- [EXERCISE INSTRUCTIONS]
Write out the data again exactly, skipping every picture.

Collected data
::::::::

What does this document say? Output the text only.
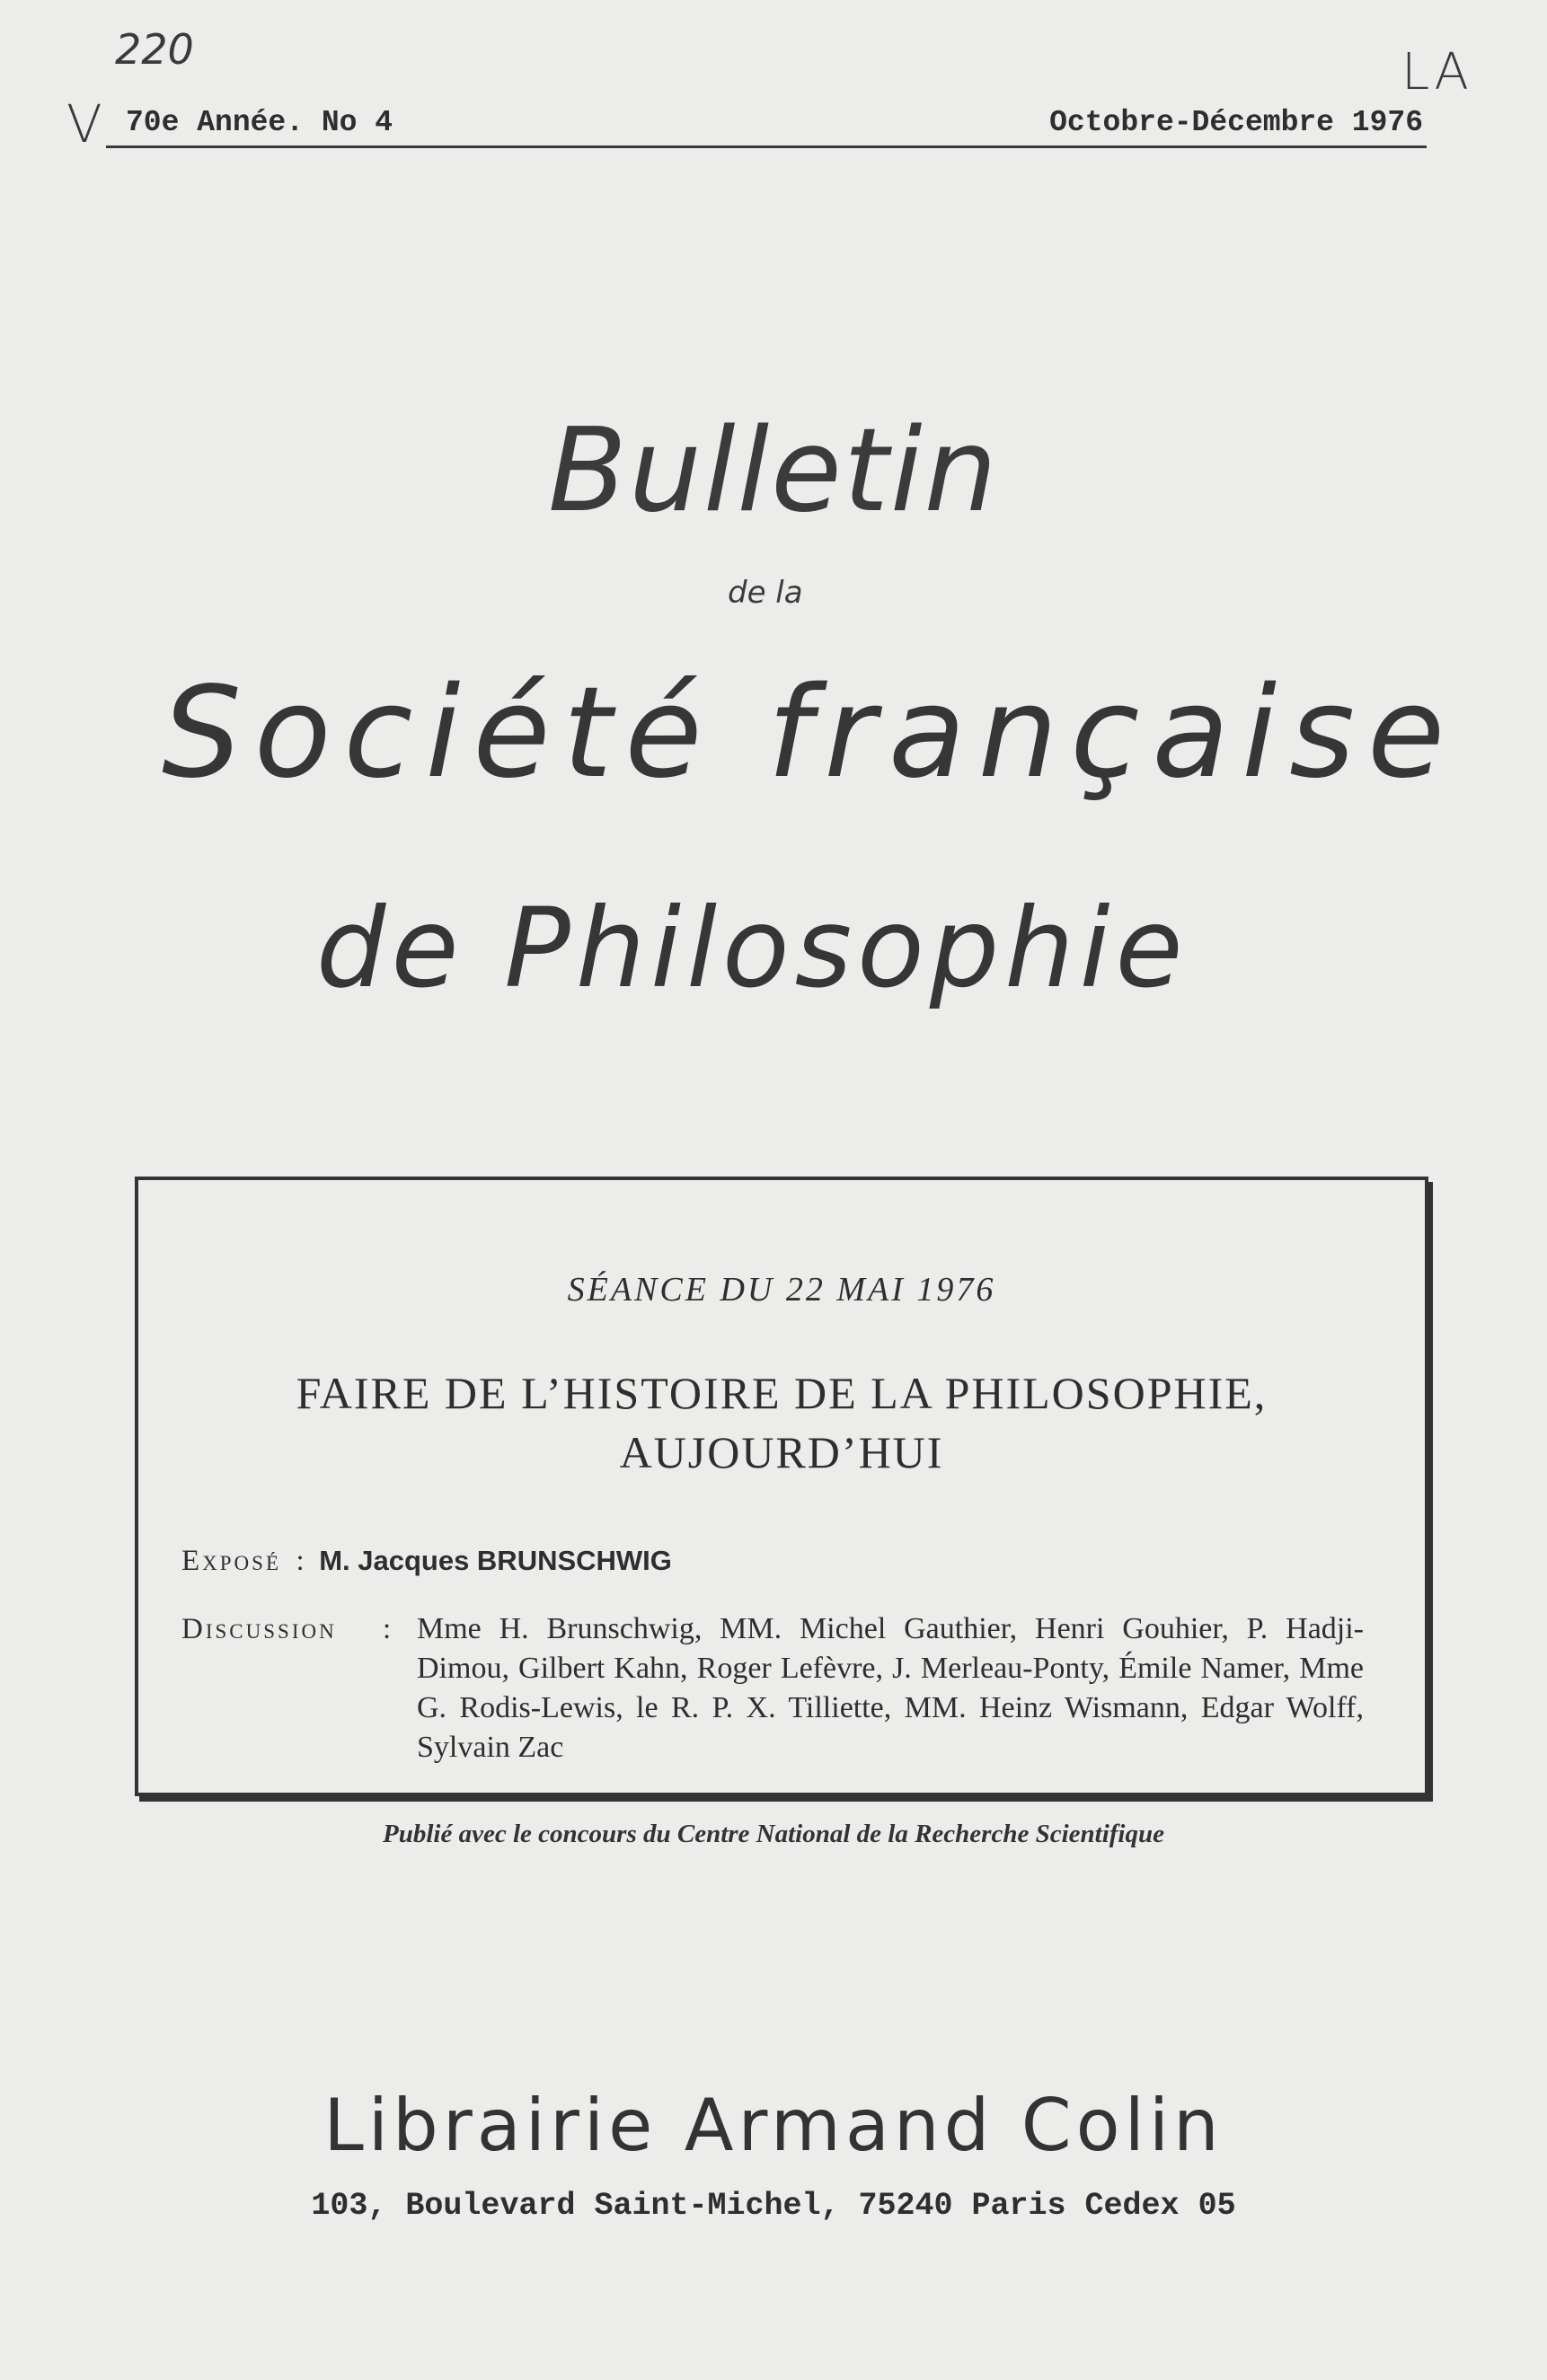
220
V
LA
70e Année. No 4	Octobre-Décembre 1976
Bulletin
de la
Société française
de Philosophie
SÉANCE DU 22 MAI 1976
FAIRE DE L’HISTOIRE DE LA PHILOSOPHIE,
AUJOURD’HUI
Exposé  :  M. Jacques BRUNSCHWIG
Discussion : Mme H. Brunschwig, MM. Michel Gauthier, Henri Gouhier, P. Hadji-Dimou, Gilbert Kahn, Roger Lefèvre, J. Merleau-Ponty, Émile Namer, Mme G. Rodis-Lewis, le R. P. X. Tilliette, MM. Heinz Wismann, Edgar Wolff, Sylvain Zac
Publié avec le concours du Centre National de la Recherche Scientifique
Librairie Armand Colin
103, Boulevard Saint-Michel, 75240 Paris Cedex 05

::::::::

- [EXPECTED ANSWER]
What does this document say? Output the text only.
220
V
LA
70e Année. No 4	Octobre-Décembre 1976
Bulletin
de la
Société française
de Philosophie
SÉANCE DU 22 MAI 1976
FAIRE DE L’HISTOIRE DE LA PHILOSOPHIE,
AUJOURD’HUI
Exposé  :  M. Jacques BRUNSCHWIG
Discussion : Mme H. Brunschwig, MM. Michel Gauthier, Henri Gouhier, P. Hadji-Dimou, Gilbert Kahn, Roger Lefèvre, J. Merleau-Ponty, Émile Namer, Mme G. Rodis-Lewis, le R. P. X. Tilliette, MM. Heinz Wismann, Edgar Wolff, Sylvain Zac
Publié avec le concours du Centre National de la Recherche Scientifique
Librairie Armand Colin
103, Boulevard Saint-Michel, 75240 Paris Cedex 05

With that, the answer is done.